◆ **Direction**
Check each line below for the word "title", and copy those that have it.

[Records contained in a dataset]
# # #
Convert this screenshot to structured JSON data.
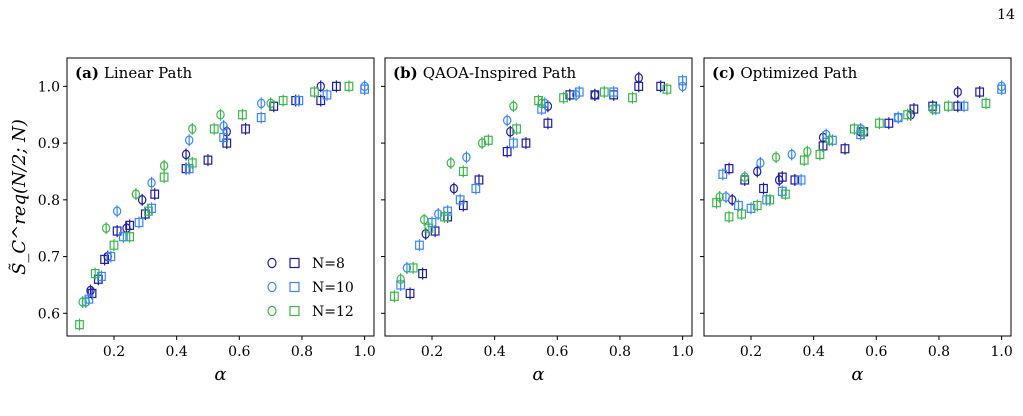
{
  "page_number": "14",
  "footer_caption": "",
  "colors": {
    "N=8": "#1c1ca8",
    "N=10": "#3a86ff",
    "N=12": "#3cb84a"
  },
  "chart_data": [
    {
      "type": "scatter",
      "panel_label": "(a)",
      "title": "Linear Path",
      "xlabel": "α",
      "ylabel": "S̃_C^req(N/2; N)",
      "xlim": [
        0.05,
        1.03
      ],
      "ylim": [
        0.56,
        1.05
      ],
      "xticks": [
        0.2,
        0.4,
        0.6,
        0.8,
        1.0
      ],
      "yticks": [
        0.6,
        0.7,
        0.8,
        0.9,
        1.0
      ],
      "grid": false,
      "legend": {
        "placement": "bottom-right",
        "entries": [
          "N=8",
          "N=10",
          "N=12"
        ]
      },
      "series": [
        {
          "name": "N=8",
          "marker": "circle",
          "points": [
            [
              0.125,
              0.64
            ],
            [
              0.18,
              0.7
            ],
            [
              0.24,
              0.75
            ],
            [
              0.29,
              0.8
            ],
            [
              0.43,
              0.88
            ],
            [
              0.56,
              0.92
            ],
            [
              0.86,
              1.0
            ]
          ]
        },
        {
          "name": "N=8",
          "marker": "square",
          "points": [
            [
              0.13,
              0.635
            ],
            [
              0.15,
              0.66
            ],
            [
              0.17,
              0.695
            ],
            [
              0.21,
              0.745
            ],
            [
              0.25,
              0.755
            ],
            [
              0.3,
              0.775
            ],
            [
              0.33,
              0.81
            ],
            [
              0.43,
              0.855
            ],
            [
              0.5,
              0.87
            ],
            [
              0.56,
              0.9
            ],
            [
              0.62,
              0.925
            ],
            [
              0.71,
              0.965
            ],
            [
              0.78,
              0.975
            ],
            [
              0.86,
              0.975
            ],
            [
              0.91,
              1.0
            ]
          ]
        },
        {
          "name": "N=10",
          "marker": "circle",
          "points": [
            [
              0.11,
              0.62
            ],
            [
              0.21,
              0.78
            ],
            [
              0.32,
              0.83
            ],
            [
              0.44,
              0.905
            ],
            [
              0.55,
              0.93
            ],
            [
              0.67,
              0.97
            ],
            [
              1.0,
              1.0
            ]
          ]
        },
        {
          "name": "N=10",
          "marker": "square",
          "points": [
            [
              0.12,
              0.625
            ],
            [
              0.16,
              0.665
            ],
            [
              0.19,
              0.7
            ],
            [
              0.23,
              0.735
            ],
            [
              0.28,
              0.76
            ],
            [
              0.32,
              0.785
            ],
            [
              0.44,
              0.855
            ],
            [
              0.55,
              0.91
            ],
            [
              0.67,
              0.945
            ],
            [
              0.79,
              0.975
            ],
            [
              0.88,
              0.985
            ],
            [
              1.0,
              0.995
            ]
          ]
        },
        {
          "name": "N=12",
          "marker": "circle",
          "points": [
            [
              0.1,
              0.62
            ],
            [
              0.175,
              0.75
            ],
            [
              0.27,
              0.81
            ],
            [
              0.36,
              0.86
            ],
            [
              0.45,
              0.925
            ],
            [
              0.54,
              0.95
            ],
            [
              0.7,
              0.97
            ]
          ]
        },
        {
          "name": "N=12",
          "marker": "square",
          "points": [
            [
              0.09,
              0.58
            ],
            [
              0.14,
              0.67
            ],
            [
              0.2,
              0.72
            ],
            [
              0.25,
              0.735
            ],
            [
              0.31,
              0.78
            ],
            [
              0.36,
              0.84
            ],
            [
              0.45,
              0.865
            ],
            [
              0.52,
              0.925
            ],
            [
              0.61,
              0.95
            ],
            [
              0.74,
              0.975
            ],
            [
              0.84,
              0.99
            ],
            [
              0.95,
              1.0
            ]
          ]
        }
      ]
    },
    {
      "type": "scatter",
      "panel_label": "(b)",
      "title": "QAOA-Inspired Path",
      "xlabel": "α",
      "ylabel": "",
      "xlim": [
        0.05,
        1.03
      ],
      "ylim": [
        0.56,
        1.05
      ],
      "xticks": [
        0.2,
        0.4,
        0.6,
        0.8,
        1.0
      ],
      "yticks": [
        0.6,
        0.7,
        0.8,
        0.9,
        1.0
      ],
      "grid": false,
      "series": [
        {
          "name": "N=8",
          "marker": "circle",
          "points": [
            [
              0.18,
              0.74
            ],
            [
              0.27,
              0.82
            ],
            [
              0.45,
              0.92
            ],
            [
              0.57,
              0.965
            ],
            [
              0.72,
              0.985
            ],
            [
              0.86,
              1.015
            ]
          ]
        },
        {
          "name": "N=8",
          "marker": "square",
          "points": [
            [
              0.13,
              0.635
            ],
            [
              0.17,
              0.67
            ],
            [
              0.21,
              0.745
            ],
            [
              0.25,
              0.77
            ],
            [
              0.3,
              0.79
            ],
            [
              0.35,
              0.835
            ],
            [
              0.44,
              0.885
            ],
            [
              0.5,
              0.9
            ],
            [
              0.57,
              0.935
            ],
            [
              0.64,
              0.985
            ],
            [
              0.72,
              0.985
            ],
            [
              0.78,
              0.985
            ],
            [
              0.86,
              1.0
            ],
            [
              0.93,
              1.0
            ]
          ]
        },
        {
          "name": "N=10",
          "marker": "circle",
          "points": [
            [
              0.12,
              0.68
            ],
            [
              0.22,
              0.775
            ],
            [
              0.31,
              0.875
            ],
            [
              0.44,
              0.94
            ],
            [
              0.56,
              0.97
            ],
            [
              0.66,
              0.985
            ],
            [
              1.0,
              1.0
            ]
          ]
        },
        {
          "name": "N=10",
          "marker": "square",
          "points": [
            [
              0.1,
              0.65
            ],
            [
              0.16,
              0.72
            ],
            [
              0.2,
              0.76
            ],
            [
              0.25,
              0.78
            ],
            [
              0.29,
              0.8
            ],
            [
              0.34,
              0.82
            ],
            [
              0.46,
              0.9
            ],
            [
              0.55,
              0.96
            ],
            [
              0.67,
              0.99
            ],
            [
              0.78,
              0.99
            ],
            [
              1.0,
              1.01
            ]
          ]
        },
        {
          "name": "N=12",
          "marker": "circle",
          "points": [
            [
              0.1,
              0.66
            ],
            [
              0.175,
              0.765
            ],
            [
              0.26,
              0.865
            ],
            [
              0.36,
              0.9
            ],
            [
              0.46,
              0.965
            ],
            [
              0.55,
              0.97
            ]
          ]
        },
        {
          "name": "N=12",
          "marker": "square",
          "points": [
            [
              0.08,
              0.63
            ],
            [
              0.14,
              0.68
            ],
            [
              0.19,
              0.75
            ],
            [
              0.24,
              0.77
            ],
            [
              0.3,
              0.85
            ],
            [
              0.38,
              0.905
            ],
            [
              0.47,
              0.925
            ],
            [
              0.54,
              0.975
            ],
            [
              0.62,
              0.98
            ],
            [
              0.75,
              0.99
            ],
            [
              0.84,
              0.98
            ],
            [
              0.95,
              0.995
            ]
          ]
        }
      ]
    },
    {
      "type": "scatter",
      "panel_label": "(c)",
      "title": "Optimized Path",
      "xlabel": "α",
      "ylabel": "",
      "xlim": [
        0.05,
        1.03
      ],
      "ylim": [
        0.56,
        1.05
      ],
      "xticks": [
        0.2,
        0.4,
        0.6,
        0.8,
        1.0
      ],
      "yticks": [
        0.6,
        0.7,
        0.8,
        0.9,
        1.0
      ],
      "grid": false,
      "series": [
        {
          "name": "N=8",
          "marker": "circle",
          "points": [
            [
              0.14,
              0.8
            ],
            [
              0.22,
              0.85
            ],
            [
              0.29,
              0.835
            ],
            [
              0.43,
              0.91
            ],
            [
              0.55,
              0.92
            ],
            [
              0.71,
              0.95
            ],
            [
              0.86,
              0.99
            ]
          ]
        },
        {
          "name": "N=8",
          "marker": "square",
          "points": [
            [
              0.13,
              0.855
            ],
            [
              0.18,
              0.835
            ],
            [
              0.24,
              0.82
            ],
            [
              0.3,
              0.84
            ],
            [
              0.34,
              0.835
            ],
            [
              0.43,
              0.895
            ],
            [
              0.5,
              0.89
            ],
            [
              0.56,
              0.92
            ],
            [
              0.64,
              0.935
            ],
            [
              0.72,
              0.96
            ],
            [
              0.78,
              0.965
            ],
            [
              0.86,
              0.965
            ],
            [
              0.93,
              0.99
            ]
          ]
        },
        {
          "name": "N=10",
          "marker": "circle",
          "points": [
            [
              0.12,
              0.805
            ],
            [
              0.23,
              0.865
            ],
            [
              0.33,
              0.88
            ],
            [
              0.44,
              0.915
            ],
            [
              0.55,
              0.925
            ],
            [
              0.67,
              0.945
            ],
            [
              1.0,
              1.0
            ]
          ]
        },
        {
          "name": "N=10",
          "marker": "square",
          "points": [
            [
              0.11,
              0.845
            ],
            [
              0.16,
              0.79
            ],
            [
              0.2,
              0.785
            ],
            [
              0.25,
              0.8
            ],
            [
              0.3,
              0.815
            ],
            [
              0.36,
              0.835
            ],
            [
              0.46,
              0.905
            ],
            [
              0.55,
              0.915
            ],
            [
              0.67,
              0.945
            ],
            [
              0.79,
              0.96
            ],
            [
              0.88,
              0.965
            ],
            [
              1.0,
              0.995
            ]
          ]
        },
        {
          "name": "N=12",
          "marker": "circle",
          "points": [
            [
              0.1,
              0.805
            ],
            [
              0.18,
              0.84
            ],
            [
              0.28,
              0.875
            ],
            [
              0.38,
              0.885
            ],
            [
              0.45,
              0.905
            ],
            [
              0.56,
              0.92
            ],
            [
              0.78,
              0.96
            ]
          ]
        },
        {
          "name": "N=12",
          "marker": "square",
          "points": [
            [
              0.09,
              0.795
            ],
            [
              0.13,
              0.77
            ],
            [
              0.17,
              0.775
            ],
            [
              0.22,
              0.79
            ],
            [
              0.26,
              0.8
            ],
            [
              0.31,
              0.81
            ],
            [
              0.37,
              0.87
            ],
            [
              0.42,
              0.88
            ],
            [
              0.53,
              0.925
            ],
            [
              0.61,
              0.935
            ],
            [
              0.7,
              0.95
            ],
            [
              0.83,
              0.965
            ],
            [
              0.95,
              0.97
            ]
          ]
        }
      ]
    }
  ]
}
# # #
◆ **Task output**
      "title": "Linear Path",
      "title": "QAOA-Inspired Path",
      "title": "Optimized Path",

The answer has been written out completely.